Figure collection entries:
- - - - -
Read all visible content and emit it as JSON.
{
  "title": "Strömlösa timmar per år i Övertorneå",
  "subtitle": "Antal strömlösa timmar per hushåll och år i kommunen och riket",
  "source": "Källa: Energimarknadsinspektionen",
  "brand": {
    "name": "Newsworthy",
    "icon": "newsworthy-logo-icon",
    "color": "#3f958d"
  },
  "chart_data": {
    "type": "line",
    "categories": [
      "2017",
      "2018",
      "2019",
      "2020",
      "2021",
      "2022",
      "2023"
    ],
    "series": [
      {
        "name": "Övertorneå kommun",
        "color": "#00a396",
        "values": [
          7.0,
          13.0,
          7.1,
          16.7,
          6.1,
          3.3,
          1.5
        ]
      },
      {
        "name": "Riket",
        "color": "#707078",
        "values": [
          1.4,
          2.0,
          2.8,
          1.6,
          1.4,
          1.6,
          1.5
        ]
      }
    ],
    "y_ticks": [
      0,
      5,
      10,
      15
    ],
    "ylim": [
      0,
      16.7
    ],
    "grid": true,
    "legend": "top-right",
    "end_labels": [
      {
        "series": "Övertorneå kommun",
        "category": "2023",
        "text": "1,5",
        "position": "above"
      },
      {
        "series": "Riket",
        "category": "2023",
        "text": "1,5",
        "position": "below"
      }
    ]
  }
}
- - - - -
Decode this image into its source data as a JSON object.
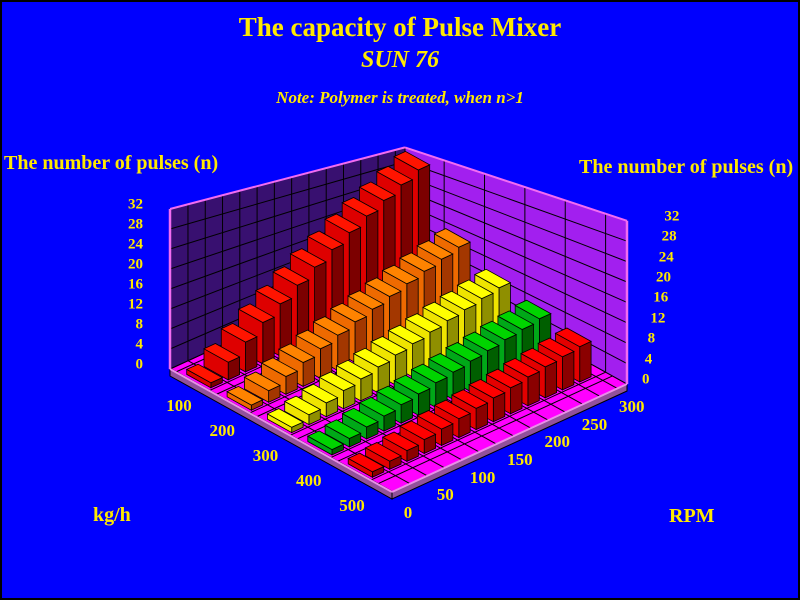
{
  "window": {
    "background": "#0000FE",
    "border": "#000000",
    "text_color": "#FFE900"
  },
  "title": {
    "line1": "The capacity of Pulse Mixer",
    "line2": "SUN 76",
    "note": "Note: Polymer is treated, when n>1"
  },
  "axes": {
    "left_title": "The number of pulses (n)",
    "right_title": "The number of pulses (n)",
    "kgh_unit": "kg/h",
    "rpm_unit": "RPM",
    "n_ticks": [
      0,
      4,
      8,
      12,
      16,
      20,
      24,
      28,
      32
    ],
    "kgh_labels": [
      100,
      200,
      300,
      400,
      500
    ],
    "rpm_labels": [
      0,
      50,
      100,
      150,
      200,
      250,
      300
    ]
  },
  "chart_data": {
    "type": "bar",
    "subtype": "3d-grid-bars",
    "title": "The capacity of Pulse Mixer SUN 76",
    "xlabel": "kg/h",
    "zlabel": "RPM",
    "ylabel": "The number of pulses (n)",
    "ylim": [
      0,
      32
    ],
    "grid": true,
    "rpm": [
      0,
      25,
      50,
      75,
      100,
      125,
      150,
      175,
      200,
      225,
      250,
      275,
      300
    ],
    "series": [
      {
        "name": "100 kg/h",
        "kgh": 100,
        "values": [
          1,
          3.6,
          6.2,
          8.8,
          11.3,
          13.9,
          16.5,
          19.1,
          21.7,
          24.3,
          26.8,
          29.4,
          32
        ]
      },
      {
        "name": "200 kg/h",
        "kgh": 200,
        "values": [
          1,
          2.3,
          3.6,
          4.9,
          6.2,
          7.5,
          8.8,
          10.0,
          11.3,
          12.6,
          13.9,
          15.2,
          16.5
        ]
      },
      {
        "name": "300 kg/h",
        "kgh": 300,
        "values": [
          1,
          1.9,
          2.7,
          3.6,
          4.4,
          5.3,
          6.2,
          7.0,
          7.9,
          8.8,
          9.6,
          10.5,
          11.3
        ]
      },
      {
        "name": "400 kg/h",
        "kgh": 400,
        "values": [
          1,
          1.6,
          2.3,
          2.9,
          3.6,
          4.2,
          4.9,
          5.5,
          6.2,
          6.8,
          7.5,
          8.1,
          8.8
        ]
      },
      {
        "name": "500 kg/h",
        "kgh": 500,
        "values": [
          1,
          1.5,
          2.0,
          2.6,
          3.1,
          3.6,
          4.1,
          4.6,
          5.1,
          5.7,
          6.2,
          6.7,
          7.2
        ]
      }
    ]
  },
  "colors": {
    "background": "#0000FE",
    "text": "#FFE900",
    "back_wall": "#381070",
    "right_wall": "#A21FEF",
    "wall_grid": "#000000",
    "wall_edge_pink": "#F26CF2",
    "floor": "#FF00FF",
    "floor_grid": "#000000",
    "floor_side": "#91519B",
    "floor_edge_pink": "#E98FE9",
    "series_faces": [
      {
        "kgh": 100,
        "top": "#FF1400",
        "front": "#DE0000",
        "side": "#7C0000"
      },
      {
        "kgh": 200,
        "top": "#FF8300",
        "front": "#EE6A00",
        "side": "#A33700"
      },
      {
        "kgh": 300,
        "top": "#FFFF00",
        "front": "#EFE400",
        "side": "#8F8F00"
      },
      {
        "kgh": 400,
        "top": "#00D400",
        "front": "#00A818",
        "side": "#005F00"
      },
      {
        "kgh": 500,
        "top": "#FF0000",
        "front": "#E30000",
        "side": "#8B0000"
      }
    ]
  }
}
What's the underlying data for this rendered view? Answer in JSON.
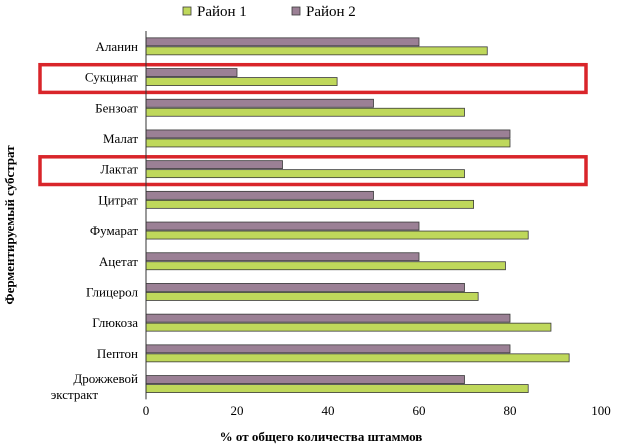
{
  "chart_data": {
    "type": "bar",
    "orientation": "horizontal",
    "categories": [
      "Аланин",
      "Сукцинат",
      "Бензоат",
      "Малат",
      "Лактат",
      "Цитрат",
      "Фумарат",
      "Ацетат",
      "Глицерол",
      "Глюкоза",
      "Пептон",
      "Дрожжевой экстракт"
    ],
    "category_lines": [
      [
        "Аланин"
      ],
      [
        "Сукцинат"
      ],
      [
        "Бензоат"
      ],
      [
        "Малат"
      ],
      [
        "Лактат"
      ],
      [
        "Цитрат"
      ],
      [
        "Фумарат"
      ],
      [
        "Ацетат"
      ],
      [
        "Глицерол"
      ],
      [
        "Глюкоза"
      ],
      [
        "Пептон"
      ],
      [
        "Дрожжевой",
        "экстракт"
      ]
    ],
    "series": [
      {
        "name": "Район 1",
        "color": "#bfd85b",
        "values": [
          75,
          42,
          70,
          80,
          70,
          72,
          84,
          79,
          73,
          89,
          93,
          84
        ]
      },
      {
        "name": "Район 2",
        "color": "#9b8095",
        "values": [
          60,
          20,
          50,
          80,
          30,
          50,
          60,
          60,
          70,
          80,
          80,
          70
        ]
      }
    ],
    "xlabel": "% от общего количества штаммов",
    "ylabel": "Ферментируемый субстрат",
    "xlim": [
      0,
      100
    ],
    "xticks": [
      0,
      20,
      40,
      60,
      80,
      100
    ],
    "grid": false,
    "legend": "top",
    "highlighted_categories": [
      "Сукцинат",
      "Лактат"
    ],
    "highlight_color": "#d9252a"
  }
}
- - - - -
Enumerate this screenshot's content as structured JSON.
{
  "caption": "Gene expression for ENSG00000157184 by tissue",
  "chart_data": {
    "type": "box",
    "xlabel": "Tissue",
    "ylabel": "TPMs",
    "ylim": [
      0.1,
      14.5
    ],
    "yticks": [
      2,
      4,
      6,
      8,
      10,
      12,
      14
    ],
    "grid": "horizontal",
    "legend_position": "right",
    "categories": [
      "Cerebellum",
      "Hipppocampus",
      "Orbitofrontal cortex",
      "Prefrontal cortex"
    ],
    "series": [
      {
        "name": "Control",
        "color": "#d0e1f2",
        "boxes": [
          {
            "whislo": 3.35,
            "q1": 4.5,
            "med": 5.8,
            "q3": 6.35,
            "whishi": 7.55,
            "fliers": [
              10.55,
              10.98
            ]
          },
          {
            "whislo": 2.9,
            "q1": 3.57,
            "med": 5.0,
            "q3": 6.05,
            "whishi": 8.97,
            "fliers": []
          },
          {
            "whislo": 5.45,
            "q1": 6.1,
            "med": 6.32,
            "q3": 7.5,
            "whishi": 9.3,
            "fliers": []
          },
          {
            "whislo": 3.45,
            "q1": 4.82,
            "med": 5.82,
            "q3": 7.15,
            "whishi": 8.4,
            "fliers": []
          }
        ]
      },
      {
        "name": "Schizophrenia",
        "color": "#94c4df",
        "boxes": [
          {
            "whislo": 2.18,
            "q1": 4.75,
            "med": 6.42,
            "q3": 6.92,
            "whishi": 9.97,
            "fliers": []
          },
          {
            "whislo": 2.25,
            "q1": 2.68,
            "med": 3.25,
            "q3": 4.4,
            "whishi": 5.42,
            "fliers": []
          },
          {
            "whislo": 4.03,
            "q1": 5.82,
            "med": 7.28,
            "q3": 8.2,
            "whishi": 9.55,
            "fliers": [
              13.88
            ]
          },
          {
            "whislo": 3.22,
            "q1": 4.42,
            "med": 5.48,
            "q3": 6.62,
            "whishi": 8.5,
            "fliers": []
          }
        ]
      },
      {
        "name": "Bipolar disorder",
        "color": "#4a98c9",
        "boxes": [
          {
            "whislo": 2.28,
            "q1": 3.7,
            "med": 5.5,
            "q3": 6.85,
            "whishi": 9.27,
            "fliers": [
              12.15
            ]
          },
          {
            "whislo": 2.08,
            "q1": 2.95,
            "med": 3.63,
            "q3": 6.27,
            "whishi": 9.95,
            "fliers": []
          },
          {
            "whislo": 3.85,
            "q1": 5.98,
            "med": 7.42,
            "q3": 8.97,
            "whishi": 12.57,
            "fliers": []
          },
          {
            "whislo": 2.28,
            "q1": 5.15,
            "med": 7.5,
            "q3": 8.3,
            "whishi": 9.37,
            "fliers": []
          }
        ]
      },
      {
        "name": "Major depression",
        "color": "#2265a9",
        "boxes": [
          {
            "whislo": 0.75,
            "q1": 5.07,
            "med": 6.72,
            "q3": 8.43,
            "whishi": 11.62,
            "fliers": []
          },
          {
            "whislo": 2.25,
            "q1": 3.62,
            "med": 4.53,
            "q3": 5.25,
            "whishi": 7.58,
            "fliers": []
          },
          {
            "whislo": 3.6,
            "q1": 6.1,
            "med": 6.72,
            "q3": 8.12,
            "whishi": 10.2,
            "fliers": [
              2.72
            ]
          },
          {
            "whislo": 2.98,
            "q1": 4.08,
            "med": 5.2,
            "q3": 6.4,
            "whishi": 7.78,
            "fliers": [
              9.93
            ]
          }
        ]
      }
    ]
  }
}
- - - - -
- _WHAT IS NEEDED_:
Find and copy each line above that includes the string "ylabel".

- _THE ANSWER_:
    "ylabel": "The number of pulses (n)",
    "ylabel": "Ферментируемый субстрат",
    "ylabel": "TPMs",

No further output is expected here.